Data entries
_ _ _ _
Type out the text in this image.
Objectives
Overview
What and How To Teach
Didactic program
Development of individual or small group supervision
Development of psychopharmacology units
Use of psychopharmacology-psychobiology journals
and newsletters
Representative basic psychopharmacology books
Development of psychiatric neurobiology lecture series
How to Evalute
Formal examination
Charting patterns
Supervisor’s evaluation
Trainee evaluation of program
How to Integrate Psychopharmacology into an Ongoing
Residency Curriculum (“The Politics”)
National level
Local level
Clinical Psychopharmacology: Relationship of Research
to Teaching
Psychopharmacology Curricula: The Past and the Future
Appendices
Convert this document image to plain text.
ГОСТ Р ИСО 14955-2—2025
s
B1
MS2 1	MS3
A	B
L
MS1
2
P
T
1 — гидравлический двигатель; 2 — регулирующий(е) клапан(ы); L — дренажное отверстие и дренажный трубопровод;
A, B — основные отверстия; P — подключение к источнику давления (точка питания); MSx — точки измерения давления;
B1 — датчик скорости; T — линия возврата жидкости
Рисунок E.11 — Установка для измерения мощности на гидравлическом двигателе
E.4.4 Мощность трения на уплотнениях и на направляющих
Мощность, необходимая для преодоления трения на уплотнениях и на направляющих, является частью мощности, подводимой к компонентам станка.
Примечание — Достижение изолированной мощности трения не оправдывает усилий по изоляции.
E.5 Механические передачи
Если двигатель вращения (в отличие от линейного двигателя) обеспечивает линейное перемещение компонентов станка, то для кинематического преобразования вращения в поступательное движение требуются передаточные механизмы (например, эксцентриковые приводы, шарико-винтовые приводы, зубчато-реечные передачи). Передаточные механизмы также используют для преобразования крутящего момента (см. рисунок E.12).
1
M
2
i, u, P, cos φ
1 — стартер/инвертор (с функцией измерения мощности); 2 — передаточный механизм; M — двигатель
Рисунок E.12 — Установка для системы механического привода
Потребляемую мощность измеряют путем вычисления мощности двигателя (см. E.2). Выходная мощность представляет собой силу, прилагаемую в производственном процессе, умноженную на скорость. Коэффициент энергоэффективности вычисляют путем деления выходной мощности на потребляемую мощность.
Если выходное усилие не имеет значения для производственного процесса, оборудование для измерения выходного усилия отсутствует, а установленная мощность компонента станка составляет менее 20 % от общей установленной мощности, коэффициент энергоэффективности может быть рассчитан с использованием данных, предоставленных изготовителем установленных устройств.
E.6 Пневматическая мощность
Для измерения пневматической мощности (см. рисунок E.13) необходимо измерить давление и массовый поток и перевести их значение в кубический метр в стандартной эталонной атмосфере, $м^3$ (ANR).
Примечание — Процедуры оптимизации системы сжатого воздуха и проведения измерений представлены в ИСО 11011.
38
_ _ _ _
= Written problem =
Among the lines of the listing, how many hold the string "image"? Respond with only the number.

= Task response =
2